▶

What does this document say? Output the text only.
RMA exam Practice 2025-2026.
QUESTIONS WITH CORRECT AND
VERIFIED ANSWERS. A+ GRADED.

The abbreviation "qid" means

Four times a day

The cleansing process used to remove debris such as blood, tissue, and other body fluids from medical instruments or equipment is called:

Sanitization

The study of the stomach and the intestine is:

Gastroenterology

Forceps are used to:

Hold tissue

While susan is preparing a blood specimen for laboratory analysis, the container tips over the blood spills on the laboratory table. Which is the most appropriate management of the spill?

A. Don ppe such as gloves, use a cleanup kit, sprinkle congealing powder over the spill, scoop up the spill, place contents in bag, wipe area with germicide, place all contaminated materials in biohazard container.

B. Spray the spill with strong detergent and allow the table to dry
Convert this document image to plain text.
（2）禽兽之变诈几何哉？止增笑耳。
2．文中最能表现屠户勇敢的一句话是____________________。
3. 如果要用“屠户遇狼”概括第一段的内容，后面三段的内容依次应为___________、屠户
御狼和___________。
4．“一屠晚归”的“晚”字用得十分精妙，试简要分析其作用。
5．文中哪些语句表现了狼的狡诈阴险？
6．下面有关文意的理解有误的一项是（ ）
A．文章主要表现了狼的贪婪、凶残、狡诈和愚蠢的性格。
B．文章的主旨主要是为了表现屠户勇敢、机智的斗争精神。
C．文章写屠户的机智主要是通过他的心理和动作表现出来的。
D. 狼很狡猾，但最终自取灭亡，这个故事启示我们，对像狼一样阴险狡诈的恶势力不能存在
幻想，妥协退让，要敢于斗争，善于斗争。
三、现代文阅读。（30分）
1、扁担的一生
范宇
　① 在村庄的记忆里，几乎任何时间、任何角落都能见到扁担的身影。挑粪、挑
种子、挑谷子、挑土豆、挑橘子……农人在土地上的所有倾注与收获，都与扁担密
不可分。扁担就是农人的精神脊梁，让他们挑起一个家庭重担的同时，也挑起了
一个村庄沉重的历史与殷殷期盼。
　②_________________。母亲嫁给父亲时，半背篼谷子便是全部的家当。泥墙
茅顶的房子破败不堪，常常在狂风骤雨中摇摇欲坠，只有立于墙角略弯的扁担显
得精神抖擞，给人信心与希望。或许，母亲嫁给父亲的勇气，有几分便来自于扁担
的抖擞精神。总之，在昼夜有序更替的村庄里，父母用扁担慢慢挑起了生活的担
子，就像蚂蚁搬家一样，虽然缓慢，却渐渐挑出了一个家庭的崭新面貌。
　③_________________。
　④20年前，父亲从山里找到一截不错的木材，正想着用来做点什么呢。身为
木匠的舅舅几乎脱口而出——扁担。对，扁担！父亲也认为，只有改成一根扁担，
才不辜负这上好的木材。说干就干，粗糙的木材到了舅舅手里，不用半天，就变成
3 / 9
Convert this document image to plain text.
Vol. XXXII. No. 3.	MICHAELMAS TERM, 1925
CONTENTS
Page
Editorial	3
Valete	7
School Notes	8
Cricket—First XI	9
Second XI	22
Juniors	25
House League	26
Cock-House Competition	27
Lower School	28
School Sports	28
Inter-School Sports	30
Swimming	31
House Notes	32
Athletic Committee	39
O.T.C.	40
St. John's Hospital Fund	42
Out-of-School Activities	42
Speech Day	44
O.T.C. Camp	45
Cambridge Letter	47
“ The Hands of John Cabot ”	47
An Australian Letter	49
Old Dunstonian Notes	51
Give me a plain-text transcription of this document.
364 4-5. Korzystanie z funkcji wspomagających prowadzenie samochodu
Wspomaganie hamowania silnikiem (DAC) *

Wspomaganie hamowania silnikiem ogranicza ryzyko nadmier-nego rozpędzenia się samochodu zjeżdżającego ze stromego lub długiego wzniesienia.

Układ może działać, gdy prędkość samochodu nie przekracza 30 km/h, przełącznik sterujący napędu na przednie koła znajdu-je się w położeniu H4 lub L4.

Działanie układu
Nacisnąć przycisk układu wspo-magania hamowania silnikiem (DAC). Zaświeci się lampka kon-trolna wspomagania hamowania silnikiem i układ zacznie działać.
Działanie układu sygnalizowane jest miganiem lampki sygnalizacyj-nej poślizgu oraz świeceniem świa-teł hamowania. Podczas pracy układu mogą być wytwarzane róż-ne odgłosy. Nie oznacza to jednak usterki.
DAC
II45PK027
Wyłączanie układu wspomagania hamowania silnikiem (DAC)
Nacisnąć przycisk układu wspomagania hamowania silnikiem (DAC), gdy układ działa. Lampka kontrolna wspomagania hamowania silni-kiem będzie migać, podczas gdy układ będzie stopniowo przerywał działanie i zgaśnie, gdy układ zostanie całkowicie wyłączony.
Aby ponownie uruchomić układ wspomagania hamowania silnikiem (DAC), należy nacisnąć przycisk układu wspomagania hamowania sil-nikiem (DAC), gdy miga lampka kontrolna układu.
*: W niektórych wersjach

◀

Write every entry out again exactly.

What does this document say? Output the text only.
RMA exam Practice 2025-2026.
QUESTIONS WITH CORRECT AND
VERIFIED ANSWERS. A+ GRADED.

The abbreviation "qid" means

Four times a day

The cleansing process used to remove debris such as blood, tissue, and other body fluids from medical instruments or equipment is called:

Sanitization

The study of the stomach and the intestine is:

Gastroenterology

Forceps are used to:

Hold tissue

While susan is preparing a blood specimen for laboratory analysis, the container tips over the blood spills on the laboratory table. Which is the most appropriate management of the spill?

A. Don ppe such as gloves, use a cleanup kit, sprinkle congealing powder over the spill, scoop up the spill, place contents in bag, wipe area with germicide, place all contaminated materials in biohazard container.

B. Spray the spill with strong detergent and allow the table to dry
Convert this document image to plain text.
（2）禽兽之变诈几何哉？止增笑耳。
2．文中最能表现屠户勇敢的一句话是____________________。
3. 如果要用“屠户遇狼”概括第一段的内容，后面三段的内容依次应为___________、屠户
御狼和___________。
4．“一屠晚归”的“晚”字用得十分精妙，试简要分析其作用。
5．文中哪些语句表现了狼的狡诈阴险？
6．下面有关文意的理解有误的一项是（ ）
A．文章主要表现了狼的贪婪、凶残、狡诈和愚蠢的性格。
B．文章的主旨主要是为了表现屠户勇敢、机智的斗争精神。
C．文章写屠户的机智主要是通过他的心理和动作表现出来的。
D. 狼很狡猾，但最终自取灭亡，这个故事启示我们，对像狼一样阴险狡诈的恶势力不能存在
幻想，妥协退让，要敢于斗争，善于斗争。
三、现代文阅读。（30分）
1、扁担的一生
范宇
　① 在村庄的记忆里，几乎任何时间、任何角落都能见到扁担的身影。挑粪、挑
种子、挑谷子、挑土豆、挑橘子……农人在土地上的所有倾注与收获，都与扁担密
不可分。扁担就是农人的精神脊梁，让他们挑起一个家庭重担的同时，也挑起了
一个村庄沉重的历史与殷殷期盼。
　②_________________。母亲嫁给父亲时，半背篼谷子便是全部的家当。泥墙
茅顶的房子破败不堪，常常在狂风骤雨中摇摇欲坠，只有立于墙角略弯的扁担显
得精神抖擞，给人信心与希望。或许，母亲嫁给父亲的勇气，有几分便来自于扁担
的抖擞精神。总之，在昼夜有序更替的村庄里，父母用扁担慢慢挑起了生活的担
子，就像蚂蚁搬家一样，虽然缓慢，却渐渐挑出了一个家庭的崭新面貌。
　③_________________。
　④20年前，父亲从山里找到一截不错的木材，正想着用来做点什么呢。身为
木匠的舅舅几乎脱口而出——扁担。对，扁担！父亲也认为，只有改成一根扁担，
才不辜负这上好的木材。说干就干，粗糙的木材到了舅舅手里，不用半天，就变成
3 / 9
Convert this document image to plain text.
Vol. XXXII. No. 3.	MICHAELMAS TERM, 1925
CONTENTS
Page
Editorial	3
Valete	7
School Notes	8
Cricket—First XI	9
Second XI	22
Juniors	25
House League	26
Cock-House Competition	27
Lower School	28
School Sports	28
Inter-School Sports	30
Swimming	31
House Notes	32
Athletic Committee	39
O.T.C.	40
St. John's Hospital Fund	42
Out-of-School Activities	42
Speech Day	44
O.T.C. Camp	45
Cambridge Letter	47
“ The Hands of John Cabot ”	47
An Australian Letter	49
Old Dunstonian Notes	51
Give me a plain-text transcription of this document.
364 4-5. Korzystanie z funkcji wspomagających prowadzenie samochodu
Wspomaganie hamowania silnikiem (DAC) *

Wspomaganie hamowania silnikiem ogranicza ryzyko nadmier-nego rozpędzenia się samochodu zjeżdżającego ze stromego lub długiego wzniesienia.

Układ może działać, gdy prędkość samochodu nie przekracza 30 km/h, przełącznik sterujący napędu na przednie koła znajdu-je się w położeniu H4 lub L4.

Działanie układu
Nacisnąć przycisk układu wspo-magania hamowania silnikiem (DAC). Zaświeci się lampka kon-trolna wspomagania hamowania silnikiem i układ zacznie działać.
Działanie układu sygnalizowane jest miganiem lampki sygnalizacyj-nej poślizgu oraz świeceniem świa-teł hamowania. Podczas pracy układu mogą być wytwarzane róż-ne odgłosy. Nie oznacza to jednak usterki.
DAC
II45PK027
Wyłączanie układu wspomagania hamowania silnikiem (DAC)
Nacisnąć przycisk układu wspomagania hamowania silnikiem (DAC), gdy układ działa. Lampka kontrolna wspomagania hamowania silni-kiem będzie migać, podczas gdy układ będzie stopniowo przerywał działanie i zgaśnie, gdy układ zostanie całkowicie wyłączony.
Aby ponownie uruchomić układ wspomagania hamowania silnikiem (DAC), należy nacisnąć przycisk układu wspomagania hamowania sil-nikiem (DAC), gdy miga lampka kontrolna układu.
*: W niektórych wersjach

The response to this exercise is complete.